Exercise requirements »
Return the lines below word for word, starting with the first one and ending with the line that contains "submission-notice: Submissions are".

Source records:
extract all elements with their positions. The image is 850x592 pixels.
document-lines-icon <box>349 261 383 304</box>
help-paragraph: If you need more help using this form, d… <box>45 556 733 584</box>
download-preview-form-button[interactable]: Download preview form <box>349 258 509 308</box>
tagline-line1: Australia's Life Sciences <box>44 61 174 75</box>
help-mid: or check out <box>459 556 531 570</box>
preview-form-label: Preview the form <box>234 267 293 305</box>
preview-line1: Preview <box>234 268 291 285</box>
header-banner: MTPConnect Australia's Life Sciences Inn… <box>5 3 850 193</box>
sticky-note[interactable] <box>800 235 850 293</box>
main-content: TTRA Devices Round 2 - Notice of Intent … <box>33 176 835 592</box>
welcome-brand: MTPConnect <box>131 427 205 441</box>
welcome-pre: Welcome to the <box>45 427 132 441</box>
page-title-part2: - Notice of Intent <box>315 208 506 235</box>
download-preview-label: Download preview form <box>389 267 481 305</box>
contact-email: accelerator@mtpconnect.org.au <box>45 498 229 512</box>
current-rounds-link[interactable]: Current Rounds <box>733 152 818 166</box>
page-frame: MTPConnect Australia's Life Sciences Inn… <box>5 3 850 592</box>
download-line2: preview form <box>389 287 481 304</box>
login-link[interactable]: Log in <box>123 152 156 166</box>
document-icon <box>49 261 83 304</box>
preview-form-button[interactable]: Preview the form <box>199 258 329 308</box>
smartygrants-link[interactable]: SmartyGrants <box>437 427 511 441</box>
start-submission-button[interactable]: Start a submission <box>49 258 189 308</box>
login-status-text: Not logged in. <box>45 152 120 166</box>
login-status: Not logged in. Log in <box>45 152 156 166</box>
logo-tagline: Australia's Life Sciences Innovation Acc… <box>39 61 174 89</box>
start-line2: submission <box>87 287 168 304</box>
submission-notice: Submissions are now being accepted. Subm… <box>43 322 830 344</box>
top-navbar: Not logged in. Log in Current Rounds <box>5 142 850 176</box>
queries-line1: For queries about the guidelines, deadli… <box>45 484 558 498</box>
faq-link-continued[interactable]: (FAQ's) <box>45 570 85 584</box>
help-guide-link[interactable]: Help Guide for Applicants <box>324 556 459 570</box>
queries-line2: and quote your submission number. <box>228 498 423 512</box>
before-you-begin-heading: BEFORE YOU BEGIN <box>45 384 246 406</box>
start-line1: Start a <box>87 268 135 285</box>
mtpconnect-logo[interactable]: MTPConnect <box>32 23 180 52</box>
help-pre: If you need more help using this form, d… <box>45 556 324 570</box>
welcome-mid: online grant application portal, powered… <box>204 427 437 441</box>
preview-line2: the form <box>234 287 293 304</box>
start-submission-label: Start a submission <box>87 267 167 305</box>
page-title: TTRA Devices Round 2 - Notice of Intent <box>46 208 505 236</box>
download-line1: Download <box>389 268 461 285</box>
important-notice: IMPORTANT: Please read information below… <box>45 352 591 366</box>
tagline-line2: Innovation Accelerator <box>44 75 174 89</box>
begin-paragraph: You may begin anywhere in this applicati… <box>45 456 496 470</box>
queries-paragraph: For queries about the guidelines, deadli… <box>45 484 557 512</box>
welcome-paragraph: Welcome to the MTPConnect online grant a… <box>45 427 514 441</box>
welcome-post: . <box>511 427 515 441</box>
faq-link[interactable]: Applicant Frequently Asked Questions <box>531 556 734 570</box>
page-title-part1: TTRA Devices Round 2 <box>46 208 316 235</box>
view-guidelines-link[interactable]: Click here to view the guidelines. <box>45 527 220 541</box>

Result of the exercise »
extract all elements with their positions. The image is 850x592 pixels.
document-lines-icon <box>349 261 383 304</box>
help-paragraph: If you need more help using this form, d… <box>45 556 733 584</box>
download-preview-form-button[interactable]: Download preview form <box>349 258 509 308</box>
tagline-line1: Australia's Life Sciences <box>44 61 174 75</box>
help-mid: or check out <box>459 556 531 570</box>
preview-form-label: Preview the form <box>234 267 293 305</box>
preview-line1: Preview <box>234 268 291 285</box>
header-banner: MTPConnect Australia's Life Sciences Inn… <box>5 3 850 193</box>
sticky-note[interactable] <box>800 235 850 293</box>
main-content: TTRA Devices Round 2 - Notice of Intent … <box>33 176 835 592</box>
welcome-brand: MTPConnect <box>131 427 205 441</box>
welcome-pre: Welcome to the <box>45 427 132 441</box>
page-title-part2: - Notice of Intent <box>315 208 506 235</box>
download-preview-label: Download preview form <box>389 267 481 305</box>
contact-email: accelerator@mtpconnect.org.au <box>45 498 229 512</box>
current-rounds-link[interactable]: Current Rounds <box>733 152 818 166</box>
page-frame: MTPConnect Australia's Life Sciences Inn… <box>5 3 850 592</box>
download-line2: preview form <box>389 287 481 304</box>
login-link[interactable]: Log in <box>123 152 156 166</box>
document-icon <box>49 261 83 304</box>
preview-form-button[interactable]: Preview the form <box>199 258 329 308</box>
smartygrants-link[interactable]: SmartyGrants <box>437 427 511 441</box>
start-submission-button[interactable]: Start a submission <box>49 258 189 308</box>
login-status-text: Not logged in. <box>45 152 120 166</box>
login-status: Not logged in. Log in <box>45 152 156 166</box>
logo-tagline: Australia's Life Sciences Innovation Acc… <box>39 61 174 89</box>
start-line2: submission <box>87 287 168 304</box>
submission-notice: Submissions are now being accepted. Subm… <box>43 322 830 344</box>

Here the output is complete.